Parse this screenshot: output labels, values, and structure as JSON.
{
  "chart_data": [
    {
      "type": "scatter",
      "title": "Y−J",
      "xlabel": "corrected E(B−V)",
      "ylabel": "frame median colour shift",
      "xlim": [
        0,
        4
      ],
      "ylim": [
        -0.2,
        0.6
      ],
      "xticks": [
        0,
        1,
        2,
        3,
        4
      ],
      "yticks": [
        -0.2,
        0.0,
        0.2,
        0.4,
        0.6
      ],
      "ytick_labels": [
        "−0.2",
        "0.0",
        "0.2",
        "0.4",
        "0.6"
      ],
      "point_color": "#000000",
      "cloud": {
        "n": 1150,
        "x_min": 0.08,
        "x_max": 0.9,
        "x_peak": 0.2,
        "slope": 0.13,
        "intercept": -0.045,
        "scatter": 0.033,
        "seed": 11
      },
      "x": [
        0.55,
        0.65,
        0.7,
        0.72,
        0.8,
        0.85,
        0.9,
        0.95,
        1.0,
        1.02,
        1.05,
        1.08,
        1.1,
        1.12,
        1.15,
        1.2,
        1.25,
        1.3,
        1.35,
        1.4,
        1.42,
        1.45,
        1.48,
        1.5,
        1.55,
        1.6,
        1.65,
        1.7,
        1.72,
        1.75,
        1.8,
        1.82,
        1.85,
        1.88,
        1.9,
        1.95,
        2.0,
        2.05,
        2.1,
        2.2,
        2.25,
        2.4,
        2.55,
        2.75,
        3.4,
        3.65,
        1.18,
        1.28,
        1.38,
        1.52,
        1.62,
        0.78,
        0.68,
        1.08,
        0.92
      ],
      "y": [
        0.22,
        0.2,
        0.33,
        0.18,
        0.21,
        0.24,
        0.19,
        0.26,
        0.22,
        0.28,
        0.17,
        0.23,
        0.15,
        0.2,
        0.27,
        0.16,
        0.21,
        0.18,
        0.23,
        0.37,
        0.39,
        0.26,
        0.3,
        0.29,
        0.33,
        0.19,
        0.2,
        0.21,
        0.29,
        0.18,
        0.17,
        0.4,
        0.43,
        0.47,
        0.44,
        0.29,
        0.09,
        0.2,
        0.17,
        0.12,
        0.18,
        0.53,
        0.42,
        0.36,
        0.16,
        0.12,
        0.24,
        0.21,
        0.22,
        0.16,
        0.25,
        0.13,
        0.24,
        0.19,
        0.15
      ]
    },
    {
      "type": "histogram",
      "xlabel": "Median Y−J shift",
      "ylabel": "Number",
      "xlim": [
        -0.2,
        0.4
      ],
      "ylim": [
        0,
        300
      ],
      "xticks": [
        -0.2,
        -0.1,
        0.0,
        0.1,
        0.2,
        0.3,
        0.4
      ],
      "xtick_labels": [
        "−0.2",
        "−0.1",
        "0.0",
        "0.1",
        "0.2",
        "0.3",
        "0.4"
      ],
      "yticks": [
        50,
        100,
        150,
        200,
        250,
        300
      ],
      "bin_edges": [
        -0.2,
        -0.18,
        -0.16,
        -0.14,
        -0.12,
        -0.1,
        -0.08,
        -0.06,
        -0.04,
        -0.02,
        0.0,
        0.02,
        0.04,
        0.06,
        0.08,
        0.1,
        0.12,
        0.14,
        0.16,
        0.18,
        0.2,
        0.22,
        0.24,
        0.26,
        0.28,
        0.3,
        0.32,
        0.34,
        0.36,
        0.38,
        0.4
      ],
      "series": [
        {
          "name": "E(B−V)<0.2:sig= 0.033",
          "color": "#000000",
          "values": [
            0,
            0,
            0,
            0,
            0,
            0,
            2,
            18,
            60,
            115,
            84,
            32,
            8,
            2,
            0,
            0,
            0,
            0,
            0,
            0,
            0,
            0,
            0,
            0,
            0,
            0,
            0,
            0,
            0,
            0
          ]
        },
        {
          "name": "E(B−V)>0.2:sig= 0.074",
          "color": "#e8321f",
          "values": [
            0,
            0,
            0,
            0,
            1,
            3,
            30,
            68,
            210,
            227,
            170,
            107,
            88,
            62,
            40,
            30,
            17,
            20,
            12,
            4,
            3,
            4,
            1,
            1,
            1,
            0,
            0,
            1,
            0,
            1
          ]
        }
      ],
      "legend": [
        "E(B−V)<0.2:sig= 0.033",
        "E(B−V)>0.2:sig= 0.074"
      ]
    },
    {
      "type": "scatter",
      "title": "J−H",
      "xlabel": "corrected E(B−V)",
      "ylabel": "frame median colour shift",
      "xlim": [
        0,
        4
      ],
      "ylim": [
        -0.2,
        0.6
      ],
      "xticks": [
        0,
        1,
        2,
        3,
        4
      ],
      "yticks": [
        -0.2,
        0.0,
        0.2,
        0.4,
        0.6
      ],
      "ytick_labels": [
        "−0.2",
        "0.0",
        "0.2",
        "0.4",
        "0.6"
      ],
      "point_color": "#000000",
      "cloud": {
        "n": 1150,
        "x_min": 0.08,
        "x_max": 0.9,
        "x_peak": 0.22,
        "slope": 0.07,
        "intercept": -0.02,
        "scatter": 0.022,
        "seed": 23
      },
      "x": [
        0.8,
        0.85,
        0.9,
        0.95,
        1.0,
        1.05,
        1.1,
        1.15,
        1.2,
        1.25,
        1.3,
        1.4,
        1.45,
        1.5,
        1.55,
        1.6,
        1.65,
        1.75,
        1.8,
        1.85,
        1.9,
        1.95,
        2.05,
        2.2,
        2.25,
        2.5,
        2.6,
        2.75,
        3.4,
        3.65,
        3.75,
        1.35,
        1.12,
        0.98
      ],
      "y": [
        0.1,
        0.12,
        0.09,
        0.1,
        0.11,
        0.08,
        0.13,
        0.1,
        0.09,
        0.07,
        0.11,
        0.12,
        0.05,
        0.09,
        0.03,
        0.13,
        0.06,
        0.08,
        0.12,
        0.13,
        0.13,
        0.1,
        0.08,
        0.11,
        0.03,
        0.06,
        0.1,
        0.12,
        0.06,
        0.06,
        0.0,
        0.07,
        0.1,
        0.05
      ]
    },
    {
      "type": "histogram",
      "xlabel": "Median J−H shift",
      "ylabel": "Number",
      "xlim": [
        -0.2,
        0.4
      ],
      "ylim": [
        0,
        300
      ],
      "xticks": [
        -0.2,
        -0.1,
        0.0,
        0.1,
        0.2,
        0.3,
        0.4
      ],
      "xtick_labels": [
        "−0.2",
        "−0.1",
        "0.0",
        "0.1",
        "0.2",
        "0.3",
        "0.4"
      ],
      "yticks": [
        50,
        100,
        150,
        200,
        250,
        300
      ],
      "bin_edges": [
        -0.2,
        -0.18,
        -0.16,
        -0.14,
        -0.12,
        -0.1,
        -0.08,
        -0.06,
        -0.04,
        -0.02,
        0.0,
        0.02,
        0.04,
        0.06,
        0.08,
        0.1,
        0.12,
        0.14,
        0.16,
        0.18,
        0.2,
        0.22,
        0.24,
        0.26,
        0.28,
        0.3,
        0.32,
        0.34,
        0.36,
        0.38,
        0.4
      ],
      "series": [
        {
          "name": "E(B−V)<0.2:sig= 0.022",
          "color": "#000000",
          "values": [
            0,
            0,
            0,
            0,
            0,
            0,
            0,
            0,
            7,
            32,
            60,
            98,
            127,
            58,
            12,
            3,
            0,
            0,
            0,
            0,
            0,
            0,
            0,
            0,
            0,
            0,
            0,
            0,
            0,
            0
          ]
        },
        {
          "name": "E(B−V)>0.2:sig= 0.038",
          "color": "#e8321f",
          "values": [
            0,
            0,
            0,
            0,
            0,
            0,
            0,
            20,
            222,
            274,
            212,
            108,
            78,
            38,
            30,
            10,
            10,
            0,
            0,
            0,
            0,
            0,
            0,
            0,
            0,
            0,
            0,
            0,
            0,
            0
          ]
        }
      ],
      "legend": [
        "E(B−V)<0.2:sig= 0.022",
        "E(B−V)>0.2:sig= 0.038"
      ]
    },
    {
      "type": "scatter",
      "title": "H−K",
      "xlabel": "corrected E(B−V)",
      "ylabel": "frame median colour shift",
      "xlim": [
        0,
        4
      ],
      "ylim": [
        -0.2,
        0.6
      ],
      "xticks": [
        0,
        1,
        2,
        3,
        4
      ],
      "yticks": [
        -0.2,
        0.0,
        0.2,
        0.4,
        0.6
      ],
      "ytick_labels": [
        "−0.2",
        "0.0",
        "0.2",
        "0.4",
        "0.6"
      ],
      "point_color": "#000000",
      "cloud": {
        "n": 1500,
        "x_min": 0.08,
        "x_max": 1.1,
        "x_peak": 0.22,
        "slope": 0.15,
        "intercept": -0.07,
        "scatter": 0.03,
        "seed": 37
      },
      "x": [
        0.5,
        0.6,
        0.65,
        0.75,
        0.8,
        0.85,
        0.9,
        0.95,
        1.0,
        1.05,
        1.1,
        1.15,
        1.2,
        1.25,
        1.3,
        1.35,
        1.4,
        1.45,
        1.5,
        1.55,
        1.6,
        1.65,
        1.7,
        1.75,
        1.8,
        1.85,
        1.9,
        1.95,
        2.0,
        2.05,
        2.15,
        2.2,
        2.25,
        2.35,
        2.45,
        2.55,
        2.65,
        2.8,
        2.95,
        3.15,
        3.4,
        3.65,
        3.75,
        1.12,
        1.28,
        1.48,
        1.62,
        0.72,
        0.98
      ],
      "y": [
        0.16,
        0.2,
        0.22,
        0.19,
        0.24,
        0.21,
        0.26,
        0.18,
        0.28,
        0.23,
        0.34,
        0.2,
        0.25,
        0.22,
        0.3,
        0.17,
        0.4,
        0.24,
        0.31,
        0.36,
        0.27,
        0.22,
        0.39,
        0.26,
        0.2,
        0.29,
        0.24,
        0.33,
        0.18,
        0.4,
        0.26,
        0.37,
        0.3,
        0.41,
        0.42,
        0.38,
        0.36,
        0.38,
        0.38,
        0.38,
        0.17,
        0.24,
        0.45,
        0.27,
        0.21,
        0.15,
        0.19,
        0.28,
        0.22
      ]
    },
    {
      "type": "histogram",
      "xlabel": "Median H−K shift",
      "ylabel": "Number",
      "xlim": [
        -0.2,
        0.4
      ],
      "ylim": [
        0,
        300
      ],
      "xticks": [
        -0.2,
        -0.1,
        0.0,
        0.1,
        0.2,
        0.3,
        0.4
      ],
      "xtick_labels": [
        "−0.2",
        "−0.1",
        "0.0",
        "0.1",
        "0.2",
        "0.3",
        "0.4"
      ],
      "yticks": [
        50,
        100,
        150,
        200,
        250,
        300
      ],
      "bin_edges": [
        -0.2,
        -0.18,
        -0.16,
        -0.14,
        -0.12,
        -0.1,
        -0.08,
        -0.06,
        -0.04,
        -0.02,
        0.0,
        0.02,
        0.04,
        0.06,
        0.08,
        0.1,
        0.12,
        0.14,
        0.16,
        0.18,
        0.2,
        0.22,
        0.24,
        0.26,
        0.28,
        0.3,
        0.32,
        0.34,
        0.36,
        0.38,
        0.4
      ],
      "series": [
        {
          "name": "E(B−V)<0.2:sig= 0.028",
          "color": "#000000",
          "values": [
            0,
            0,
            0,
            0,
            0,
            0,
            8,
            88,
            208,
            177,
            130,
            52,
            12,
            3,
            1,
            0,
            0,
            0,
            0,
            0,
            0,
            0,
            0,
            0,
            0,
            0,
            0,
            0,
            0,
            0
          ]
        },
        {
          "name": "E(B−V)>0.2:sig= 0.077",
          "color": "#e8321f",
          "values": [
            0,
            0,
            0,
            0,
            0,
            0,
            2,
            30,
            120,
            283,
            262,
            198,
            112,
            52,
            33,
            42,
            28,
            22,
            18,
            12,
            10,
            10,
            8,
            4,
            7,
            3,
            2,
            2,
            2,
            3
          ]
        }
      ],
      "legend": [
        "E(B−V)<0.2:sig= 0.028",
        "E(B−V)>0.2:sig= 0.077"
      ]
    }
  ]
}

> **REQUEST**
Tally the lines that hold the string "intercept" and state the total, nothing more.

> **RESULT**
3